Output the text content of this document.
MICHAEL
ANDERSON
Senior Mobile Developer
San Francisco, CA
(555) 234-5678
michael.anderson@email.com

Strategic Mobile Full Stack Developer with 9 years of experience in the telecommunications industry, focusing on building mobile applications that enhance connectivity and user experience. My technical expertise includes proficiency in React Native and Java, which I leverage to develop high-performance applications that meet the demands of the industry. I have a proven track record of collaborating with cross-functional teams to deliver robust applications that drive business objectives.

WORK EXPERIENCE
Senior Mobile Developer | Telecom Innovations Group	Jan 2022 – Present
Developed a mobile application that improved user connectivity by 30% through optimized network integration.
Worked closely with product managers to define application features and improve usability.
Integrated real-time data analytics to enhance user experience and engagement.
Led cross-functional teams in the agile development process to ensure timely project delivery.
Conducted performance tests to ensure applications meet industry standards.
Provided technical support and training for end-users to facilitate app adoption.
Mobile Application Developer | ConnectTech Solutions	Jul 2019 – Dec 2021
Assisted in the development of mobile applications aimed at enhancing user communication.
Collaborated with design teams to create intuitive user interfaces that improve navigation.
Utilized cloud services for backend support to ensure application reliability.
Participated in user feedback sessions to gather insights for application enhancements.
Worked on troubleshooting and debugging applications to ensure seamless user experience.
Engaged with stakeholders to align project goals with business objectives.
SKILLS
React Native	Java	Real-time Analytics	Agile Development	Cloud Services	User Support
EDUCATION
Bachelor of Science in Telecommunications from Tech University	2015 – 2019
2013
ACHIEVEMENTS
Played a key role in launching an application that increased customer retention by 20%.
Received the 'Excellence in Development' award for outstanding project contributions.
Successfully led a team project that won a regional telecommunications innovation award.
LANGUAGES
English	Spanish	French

Task directions: Where a line holds "Senior", copy that line.

Final result:
Senior Mobile Developer
Senior Mobile Developer | Telecom Innovations Group	Jan 2022 – Present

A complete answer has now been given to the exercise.